## What is asked
Starting at the line that holds "Read this page and output its text content.", quote every line through the end of the records, both boundary lines included. Omit the pictures.
## Begin Task inputs
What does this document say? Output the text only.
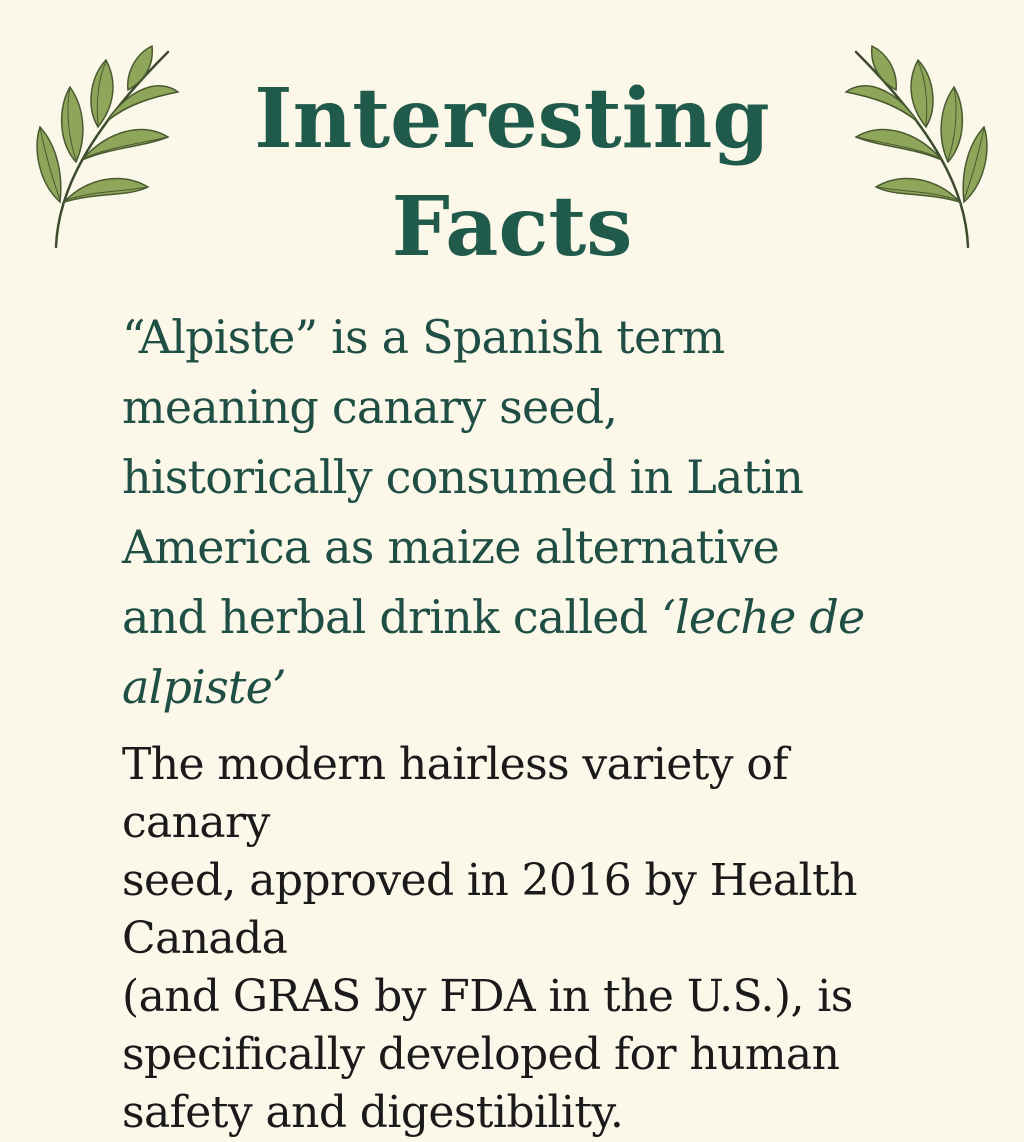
Interesting
Facts

“Alpiste” is a Spanish term
meaning canary seed,
historically consumed in Latin
America as maize alternative
and herbal drink called ‘leche de
alpiste’

The modern hairless variety of canary
seed, approved in 2016 by Health Canada
(and GRAS by FDA in the U.S.), is
specifically developed for human
safety and digestibility.
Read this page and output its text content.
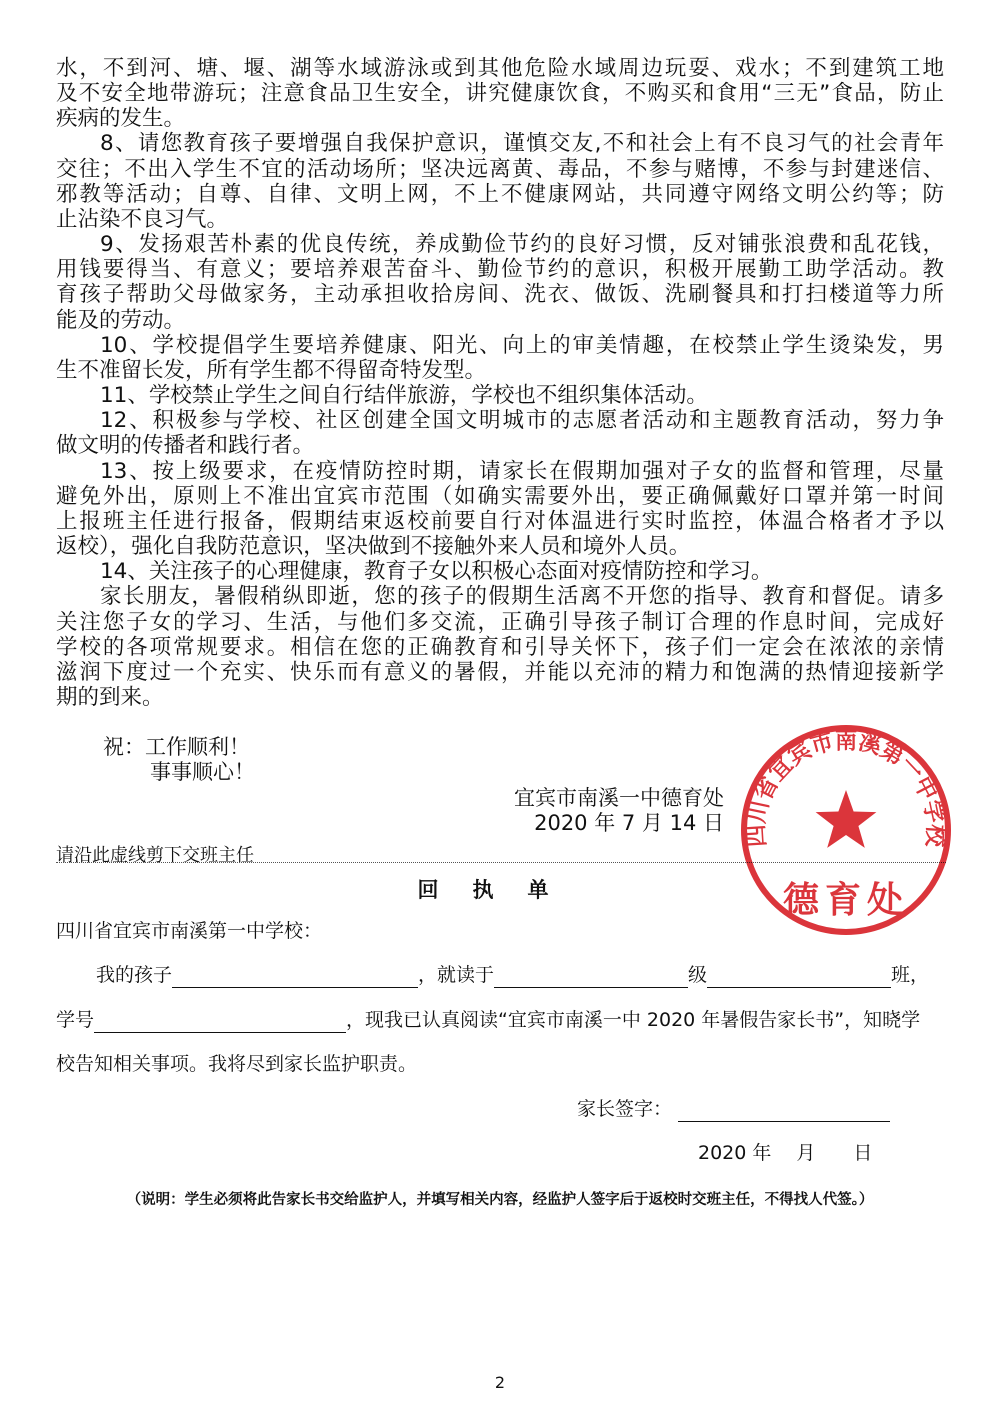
水，不到河、塘、堰、湖等水域游泳或到其他危险水域周边玩耍、戏水；不到建筑工地
及不安全地带游玩；注意食品卫生安全，讲究健康饮食，不购买和食用“三无”食品，防止
疾病的发生。
8、请您教育孩子要增强自我保护意识，谨慎交友,不和社会上有不良习气的社会青年
交往；不出入学生不宜的活动场所；坚决远离黄、毒品，不参与赌博，不参与封建迷信、
邪教等活动；自尊、自律、文明上网，不上不健康网站，共同遵守网络文明公约等；防
止沾染不良习气。
9、发扬艰苦朴素的优良传统，养成勤俭节约的良好习惯，反对铺张浪费和乱花钱，
用钱要得当、有意义；要培养艰苦奋斗、勤俭节约的意识，积极开展勤工助学活动。教
育孩子帮助父母做家务，主动承担收拾房间、洗衣、做饭、洗刷餐具和打扫楼道等力所
能及的劳动。
10、学校提倡学生要培养健康、阳光、向上的审美情趣，在校禁止学生烫染发，男
生不准留长发，所有学生都不得留奇特发型。
11、学校禁止学生之间自行结伴旅游，学校也不组织集体活动。
12、积极参与学校、社区创建全国文明城市的志愿者活动和主题教育活动，努力争
做文明的传播者和践行者。
13、按上级要求，在疫情防控时期，请家长在假期加强对子女的监督和管理，尽量
避免外出，原则上不准出宜宾市范围（如确实需要外出，要正确佩戴好口罩并第一时间
上报班主任进行报备，假期结束返校前要自行对体温进行实时监控，体温合格者才予以
返校），强化自我防范意识，坚决做到不接触外来人员和境外人员。
14、关注孩子的心理健康，教育子女以积极心态面对疫情防控和学习。
家长朋友，暑假稍纵即逝，您的孩子的假期生活离不开您的指导、教育和督促。请多
关注您子女的学习、生活，与他们多交流，正确引导孩子制订合理的作息时间，完成好
学校的各项常规要求。相信在您的正确教育和引导关怀下，孩子们一定会在浓浓的亲情
滋润下度过一个充实、快乐而有意义的暑假，并能以充沛的精力和饱满的热情迎接新学
期的到来。
祝：工作顺利！
事事顺心！
宜宾市南溪一中德育处
2020 年 7 月 14 日
请沿此虚线剪下交班主任
回执单
四川省宜宾市南溪第一中学校：
我的孩子	，就读于	级	班，
学号	，现我已认真阅读“宜宾市南溪一中 2020 年暑假告家长书”，知晓学
校告知相关事项。我将尽到家长监护职责。
家长签字：
2020 年　 月　　日
（说明：学生必须将此告家长书交给监护人，并填写相关内容，经监护人签字后于返校时交班主任，不得找人代签。）
四川省宜宾市南溪第一中学校
德育处
2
## End Task inputs
## Exercise response
Read this page and output its text content.
水，不到河、塘、堰、湖等水域游泳或到其他危险水域周边玩耍、戏水；不到建筑工地
及不安全地带游玩；注意食品卫生安全，讲究健康饮食，不购买和食用“三无”食品，防止
疾病的发生。
8、请您教育孩子要增强自我保护意识，谨慎交友,不和社会上有不良习气的社会青年
交往；不出入学生不宜的活动场所；坚决远离黄、毒品，不参与赌博，不参与封建迷信、
邪教等活动；自尊、自律、文明上网，不上不健康网站，共同遵守网络文明公约等；防
止沾染不良习气。
9、发扬艰苦朴素的优良传统，养成勤俭节约的良好习惯，反对铺张浪费和乱花钱，
用钱要得当、有意义；要培养艰苦奋斗、勤俭节约的意识，积极开展勤工助学活动。教
育孩子帮助父母做家务，主动承担收拾房间、洗衣、做饭、洗刷餐具和打扫楼道等力所
能及的劳动。
10、学校提倡学生要培养健康、阳光、向上的审美情趣，在校禁止学生烫染发，男
生不准留长发，所有学生都不得留奇特发型。
11、学校禁止学生之间自行结伴旅游，学校也不组织集体活动。
12、积极参与学校、社区创建全国文明城市的志愿者活动和主题教育活动，努力争
做文明的传播者和践行者。
13、按上级要求，在疫情防控时期，请家长在假期加强对子女的监督和管理，尽量
避免外出，原则上不准出宜宾市范围（如确实需要外出，要正确佩戴好口罩并第一时间
上报班主任进行报备，假期结束返校前要自行对体温进行实时监控，体温合格者才予以
返校），强化自我防范意识，坚决做到不接触外来人员和境外人员。
14、关注孩子的心理健康，教育子女以积极心态面对疫情防控和学习。
家长朋友，暑假稍纵即逝，您的孩子的假期生活离不开您的指导、教育和督促。请多
关注您子女的学习、生活，与他们多交流，正确引导孩子制订合理的作息时间，完成好
学校的各项常规要求。相信在您的正确教育和引导关怀下，孩子们一定会在浓浓的亲情
滋润下度过一个充实、快乐而有意义的暑假，并能以充沛的精力和饱满的热情迎接新学
期的到来。
祝：工作顺利！
事事顺心！
宜宾市南溪一中德育处
2020 年 7 月 14 日
请沿此虚线剪下交班主任
回执单
四川省宜宾市南溪第一中学校：
我的孩子	，就读于	级	班，
学号	，现我已认真阅读“宜宾市南溪一中 2020 年暑假告家长书”，知晓学
校告知相关事项。我将尽到家长监护职责。
家长签字：
2020 年　 月　　日
（说明：学生必须将此告家长书交给监护人，并填写相关内容，经监护人签字后于返校时交班主任，不得找人代签。）
四川省宜宾市南溪第一中学校
德育处
2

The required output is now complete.